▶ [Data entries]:
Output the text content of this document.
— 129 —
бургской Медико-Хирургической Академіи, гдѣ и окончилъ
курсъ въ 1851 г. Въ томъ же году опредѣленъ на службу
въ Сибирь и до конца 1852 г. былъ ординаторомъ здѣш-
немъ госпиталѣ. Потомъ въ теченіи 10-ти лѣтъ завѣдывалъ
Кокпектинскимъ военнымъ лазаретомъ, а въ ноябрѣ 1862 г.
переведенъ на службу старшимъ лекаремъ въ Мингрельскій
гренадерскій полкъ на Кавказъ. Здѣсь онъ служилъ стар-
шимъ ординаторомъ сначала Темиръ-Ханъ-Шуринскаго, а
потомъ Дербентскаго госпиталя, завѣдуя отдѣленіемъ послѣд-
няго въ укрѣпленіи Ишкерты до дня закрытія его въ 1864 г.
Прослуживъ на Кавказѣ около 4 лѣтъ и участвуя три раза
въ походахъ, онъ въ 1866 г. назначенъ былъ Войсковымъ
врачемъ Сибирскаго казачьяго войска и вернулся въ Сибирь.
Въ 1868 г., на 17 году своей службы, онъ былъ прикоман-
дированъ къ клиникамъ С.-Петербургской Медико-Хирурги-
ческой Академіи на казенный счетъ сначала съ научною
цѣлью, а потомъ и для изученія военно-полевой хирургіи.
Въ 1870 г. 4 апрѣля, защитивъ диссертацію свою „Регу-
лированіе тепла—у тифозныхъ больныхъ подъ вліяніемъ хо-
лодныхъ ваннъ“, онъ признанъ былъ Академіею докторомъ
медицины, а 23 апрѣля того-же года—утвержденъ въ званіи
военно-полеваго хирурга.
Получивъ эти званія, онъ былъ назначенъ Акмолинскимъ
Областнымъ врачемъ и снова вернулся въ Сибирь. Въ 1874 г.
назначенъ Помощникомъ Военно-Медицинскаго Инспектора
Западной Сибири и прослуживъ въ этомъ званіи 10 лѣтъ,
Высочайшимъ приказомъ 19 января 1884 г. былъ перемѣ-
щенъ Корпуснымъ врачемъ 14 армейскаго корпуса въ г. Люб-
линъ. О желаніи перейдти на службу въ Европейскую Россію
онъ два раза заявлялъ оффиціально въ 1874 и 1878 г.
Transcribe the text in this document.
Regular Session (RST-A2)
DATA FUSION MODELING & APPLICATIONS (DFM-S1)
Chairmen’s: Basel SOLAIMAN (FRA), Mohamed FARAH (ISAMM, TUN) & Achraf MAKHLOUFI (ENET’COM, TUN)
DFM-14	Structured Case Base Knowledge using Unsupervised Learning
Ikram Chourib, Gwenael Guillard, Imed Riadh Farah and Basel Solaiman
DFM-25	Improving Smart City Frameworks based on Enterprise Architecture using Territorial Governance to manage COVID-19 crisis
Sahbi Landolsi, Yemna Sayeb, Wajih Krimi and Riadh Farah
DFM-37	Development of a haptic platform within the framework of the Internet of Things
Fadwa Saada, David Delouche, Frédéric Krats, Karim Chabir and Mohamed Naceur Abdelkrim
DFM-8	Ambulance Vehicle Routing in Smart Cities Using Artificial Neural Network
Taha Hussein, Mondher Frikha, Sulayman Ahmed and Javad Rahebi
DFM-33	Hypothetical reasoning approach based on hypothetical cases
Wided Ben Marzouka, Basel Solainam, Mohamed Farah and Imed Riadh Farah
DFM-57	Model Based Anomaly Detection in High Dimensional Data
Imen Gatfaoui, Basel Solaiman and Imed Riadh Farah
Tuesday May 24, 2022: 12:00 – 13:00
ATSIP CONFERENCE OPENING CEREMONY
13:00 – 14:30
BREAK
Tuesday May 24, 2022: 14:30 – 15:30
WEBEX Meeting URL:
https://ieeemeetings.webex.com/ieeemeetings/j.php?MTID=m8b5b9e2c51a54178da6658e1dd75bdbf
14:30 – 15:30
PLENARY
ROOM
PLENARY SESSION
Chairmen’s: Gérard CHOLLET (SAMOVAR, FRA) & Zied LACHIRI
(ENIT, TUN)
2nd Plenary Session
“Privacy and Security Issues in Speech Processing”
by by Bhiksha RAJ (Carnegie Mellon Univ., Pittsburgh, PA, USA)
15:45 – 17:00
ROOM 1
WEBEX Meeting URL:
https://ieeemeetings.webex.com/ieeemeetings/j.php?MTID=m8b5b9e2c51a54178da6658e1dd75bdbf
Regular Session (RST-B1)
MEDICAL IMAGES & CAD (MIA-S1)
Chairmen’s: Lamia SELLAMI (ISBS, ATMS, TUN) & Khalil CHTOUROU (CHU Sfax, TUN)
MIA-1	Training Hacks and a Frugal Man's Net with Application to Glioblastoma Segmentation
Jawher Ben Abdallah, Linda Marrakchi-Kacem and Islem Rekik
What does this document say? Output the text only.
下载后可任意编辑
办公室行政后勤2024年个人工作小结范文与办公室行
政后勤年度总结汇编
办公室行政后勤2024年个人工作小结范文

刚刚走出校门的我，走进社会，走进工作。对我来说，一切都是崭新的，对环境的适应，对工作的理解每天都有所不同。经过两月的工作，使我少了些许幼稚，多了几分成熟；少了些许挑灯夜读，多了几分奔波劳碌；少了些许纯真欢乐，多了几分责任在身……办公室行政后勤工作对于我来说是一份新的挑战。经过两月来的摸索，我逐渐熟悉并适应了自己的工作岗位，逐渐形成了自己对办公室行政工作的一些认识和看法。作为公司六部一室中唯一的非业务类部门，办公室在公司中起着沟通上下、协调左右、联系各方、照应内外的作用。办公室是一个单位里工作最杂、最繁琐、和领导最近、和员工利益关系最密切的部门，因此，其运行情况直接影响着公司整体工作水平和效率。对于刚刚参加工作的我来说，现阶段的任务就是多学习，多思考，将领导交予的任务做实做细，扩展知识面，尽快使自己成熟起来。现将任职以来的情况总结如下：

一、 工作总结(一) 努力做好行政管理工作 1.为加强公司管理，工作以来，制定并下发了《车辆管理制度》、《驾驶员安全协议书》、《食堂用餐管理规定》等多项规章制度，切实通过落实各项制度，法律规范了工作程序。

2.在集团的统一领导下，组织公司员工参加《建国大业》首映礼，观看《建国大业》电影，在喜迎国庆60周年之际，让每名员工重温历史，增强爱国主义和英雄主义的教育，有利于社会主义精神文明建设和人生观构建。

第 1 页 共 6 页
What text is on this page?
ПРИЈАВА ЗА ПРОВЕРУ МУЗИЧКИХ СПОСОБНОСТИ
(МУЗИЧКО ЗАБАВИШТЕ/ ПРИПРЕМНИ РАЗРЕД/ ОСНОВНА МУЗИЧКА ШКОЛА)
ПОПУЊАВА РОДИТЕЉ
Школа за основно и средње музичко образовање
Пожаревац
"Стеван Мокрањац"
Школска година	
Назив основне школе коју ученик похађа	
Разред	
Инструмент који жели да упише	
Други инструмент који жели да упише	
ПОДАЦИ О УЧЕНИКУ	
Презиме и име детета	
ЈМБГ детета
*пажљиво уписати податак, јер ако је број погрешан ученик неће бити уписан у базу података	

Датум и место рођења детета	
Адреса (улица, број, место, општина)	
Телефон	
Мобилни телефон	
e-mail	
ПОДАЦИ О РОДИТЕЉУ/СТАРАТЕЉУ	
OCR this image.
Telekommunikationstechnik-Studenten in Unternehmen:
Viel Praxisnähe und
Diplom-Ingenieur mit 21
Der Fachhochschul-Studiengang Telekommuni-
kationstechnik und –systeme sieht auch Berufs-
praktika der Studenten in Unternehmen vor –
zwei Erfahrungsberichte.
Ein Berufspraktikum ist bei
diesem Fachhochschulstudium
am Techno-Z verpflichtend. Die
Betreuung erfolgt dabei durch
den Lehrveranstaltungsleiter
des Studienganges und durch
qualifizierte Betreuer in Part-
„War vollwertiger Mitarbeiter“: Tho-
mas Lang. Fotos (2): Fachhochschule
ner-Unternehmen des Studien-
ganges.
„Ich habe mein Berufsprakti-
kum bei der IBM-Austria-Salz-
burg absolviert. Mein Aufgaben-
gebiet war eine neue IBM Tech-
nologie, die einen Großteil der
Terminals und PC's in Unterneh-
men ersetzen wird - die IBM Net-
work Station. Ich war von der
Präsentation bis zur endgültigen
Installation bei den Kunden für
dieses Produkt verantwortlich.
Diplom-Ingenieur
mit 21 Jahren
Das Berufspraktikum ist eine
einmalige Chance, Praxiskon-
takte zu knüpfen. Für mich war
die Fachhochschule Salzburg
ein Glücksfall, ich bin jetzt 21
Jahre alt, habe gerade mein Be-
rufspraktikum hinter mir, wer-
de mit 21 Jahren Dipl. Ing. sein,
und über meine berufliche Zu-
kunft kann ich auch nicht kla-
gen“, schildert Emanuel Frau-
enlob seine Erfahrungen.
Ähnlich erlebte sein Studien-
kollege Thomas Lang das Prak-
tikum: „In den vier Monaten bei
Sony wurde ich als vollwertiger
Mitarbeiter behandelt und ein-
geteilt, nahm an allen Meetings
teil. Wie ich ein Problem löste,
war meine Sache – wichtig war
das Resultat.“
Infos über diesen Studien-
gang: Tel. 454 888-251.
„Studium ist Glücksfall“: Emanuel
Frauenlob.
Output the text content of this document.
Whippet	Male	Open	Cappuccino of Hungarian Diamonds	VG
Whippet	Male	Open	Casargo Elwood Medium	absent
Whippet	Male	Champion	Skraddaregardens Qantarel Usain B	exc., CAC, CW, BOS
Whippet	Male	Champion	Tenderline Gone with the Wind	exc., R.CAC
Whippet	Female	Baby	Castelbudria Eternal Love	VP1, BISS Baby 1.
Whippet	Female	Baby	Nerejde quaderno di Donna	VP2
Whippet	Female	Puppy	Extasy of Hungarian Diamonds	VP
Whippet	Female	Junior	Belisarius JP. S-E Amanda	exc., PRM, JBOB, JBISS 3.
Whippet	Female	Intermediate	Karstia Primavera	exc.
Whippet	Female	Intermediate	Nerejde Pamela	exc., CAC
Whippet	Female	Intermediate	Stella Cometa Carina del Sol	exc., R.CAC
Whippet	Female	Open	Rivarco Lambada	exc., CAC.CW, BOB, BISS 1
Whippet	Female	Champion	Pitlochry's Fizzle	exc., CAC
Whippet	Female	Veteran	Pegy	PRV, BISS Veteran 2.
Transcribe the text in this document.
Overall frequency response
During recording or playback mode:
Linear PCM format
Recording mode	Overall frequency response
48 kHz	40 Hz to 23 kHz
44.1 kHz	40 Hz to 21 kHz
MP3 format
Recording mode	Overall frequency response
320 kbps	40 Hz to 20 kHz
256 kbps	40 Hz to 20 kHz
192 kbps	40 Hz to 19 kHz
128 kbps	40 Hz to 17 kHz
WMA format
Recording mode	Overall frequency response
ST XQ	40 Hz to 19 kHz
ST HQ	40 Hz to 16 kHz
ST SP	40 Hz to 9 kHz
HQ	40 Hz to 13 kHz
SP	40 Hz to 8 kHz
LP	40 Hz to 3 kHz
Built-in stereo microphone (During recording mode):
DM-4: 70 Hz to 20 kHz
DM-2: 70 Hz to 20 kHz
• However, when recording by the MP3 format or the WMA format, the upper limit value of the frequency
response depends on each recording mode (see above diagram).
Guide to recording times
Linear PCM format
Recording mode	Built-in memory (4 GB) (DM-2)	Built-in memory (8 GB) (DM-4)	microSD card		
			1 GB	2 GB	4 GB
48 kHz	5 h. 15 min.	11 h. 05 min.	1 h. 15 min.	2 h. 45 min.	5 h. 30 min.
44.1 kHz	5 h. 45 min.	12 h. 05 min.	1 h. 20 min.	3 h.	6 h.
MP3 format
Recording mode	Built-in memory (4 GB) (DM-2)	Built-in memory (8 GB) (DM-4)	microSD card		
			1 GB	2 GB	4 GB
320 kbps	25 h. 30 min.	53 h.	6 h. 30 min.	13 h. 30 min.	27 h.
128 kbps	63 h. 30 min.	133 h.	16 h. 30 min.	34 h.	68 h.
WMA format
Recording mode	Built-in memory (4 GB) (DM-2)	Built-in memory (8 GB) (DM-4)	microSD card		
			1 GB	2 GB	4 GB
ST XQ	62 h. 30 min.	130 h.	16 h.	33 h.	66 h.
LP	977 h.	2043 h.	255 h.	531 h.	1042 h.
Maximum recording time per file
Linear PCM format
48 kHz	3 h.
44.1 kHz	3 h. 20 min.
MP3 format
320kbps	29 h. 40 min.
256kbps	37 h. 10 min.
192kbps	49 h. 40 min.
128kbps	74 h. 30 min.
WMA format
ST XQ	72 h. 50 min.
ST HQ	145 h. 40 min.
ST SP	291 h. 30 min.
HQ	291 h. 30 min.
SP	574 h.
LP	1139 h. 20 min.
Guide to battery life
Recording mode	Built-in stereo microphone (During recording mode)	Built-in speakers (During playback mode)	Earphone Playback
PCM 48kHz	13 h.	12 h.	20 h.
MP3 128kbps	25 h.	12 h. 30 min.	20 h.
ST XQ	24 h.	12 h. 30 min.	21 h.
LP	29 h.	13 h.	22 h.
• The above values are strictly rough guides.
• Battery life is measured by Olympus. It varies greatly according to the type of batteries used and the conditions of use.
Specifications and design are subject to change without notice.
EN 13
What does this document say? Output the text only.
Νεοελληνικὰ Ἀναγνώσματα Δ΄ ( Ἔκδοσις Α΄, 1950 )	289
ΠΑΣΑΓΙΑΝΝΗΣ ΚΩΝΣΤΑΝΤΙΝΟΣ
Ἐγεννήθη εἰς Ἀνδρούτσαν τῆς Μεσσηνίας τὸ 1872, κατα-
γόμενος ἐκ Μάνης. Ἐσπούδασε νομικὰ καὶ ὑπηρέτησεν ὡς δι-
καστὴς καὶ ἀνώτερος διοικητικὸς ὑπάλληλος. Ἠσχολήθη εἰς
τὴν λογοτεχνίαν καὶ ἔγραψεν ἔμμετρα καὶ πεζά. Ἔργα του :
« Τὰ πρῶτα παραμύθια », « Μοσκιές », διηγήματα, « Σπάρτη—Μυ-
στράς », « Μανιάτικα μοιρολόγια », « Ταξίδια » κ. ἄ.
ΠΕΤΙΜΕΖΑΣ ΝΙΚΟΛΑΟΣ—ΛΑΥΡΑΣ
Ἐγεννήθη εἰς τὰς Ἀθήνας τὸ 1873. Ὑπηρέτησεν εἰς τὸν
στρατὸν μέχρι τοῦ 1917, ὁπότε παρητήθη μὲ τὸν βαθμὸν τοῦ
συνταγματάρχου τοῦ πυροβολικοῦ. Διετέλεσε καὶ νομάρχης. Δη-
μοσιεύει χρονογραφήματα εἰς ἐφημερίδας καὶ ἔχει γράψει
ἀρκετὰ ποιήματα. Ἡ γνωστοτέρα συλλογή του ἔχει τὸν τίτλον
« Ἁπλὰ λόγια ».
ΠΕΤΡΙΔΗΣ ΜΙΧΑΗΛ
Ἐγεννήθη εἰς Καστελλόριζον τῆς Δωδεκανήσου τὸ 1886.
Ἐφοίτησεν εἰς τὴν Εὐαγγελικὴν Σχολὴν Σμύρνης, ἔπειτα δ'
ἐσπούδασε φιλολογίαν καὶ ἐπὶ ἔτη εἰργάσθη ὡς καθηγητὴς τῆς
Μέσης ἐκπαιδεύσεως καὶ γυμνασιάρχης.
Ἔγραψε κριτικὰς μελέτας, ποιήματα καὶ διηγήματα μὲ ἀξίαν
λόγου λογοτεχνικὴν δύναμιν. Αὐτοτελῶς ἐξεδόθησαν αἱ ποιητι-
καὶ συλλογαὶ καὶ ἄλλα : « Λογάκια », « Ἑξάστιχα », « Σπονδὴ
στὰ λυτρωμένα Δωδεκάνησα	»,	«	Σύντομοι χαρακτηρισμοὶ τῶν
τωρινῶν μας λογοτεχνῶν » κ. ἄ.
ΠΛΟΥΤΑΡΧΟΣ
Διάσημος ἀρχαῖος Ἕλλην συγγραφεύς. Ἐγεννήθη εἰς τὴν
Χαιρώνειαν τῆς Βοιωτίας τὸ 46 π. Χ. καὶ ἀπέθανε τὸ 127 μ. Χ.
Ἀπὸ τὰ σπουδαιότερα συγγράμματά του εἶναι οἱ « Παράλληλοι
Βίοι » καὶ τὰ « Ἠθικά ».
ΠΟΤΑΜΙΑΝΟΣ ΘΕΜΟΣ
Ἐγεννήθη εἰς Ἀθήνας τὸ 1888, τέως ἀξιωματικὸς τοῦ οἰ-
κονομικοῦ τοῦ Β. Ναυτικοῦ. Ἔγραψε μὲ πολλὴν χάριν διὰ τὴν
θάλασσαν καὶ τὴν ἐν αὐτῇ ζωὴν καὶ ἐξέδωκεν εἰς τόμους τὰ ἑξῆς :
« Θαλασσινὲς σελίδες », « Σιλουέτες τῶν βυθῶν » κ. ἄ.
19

▶ [Task objective]: In the records above, find the lines containing "life" and copy them.

▶ [Final result]:
Guide to battery life
• Battery life is measured by Olympus. It varies greatly according to the type of batteries used and the conditions of use.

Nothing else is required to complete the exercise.